*Short exercise*
Repeat the records word for word, excluding any picture.

====== Input records ======

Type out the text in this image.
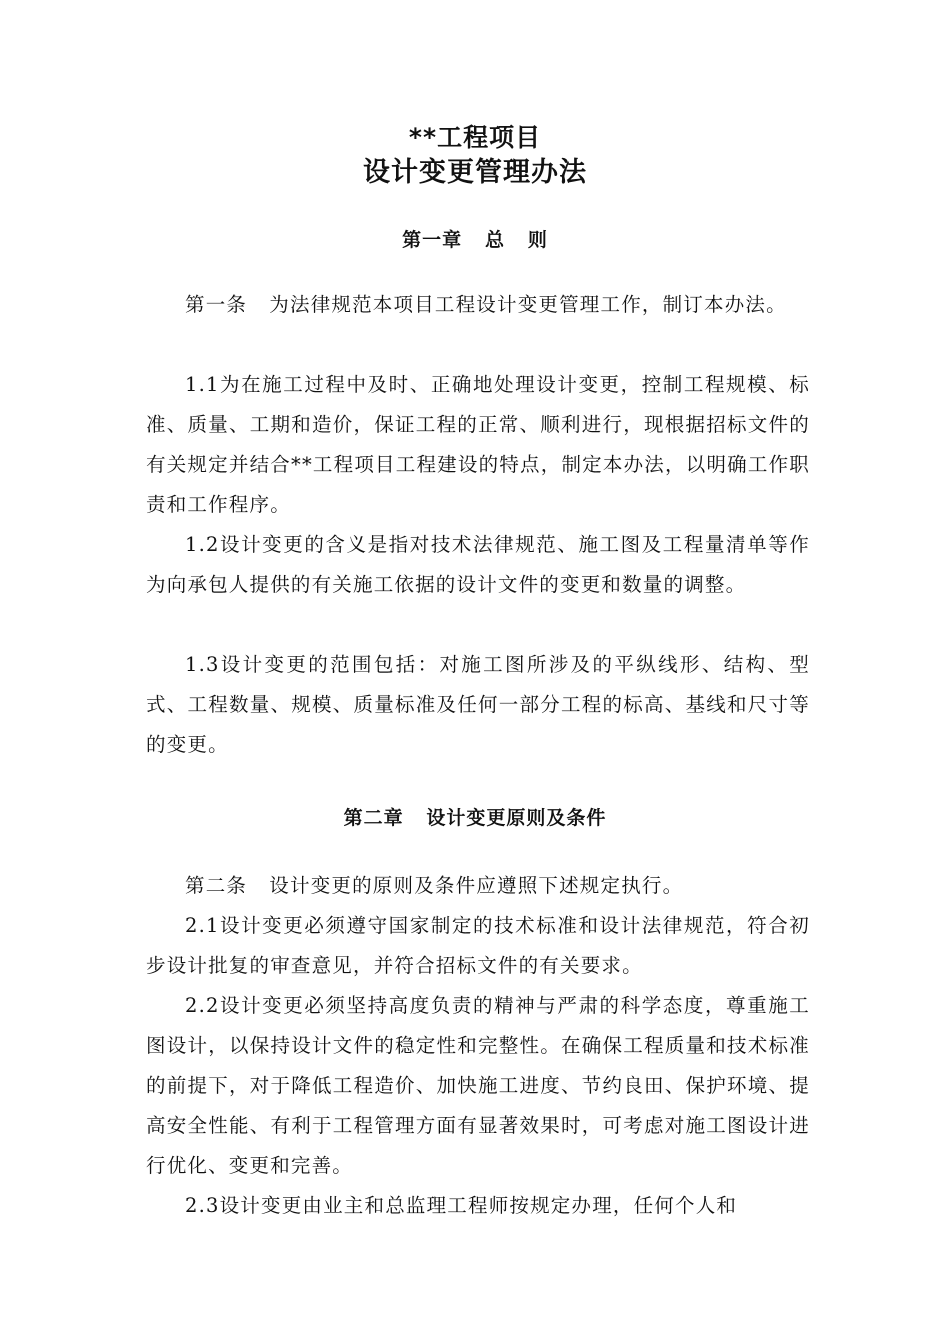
**工程项目
设计变更管理办法
第一章   总   则

第一条   为法律规范本项目工程设计变更管理工作，制订本办法。

1.1为在施工过程中及时、正确地处理设计变更，控制工程规模、标准、质量、工期和造价，保证工程的正常、顺利进行，现根据招标文件的有关规定并结合**工程项目工程建设的特点，制定本办法，以明确工作职责和工作程序。

1.2设计变更的含义是指对技术法律规范、施工图及工程量清单等作为向承包人提供的有关施工依据的设计文件的变更和数量的调整。

1.3设计变更的范围包括：对施工图所涉及的平纵线形、结构、型式、工程数量、规模、质量标准及任何一部分工程的标高、基线和尺寸等的变更。

第二章   设计变更原则及条件

第二条   设计变更的原则及条件应遵照下述规定执行。

2.1设计变更必须遵守国家制定的技术标准和设计法律规范，符合初步设计批复的审查意见，并符合招标文件的有关要求。

2.2设计变更必须坚持高度负责的精神与严肃的科学态度，尊重施工图设计，以保持设计文件的稳定性和完整性。在确保工程质量和技术标准的前提下，对于降低工程造价、加快施工进度、节约良田、保护环境、提高安全性能、有利于工程管理方面有显著效果时，可考虑对施工图设计进行优化、变更和完善。

2.3设计变更由业主和总监理工程师按规定办理，任何个人和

======

*Complete answer*
Type out the text in this image.
**工程项目
设计变更管理办法
第一章   总   则

第一条   为法律规范本项目工程设计变更管理工作，制订本办法。

1.1为在施工过程中及时、正确地处理设计变更，控制工程规模、标准、质量、工期和造价，保证工程的正常、顺利进行，现根据招标文件的有关规定并结合**工程项目工程建设的特点，制定本办法，以明确工作职责和工作程序。

1.2设计变更的含义是指对技术法律规范、施工图及工程量清单等作为向承包人提供的有关施工依据的设计文件的变更和数量的调整。

1.3设计变更的范围包括：对施工图所涉及的平纵线形、结构、型式、工程数量、规模、质量标准及任何一部分工程的标高、基线和尺寸等的变更。

第二章   设计变更原则及条件

第二条   设计变更的原则及条件应遵照下述规定执行。

2.1设计变更必须遵守国家制定的技术标准和设计法律规范，符合初步设计批复的审查意见，并符合招标文件的有关要求。

2.2设计变更必须坚持高度负责的精神与严肃的科学态度，尊重施工图设计，以保持设计文件的稳定性和完整性。在确保工程质量和技术标准的前提下，对于降低工程造价、加快施工进度、节约良田、保护环境、提高安全性能、有利于工程管理方面有显著效果时，可考虑对施工图设计进行优化、变更和完善。

2.3设计变更由业主和总监理工程师按规定办理，任何个人和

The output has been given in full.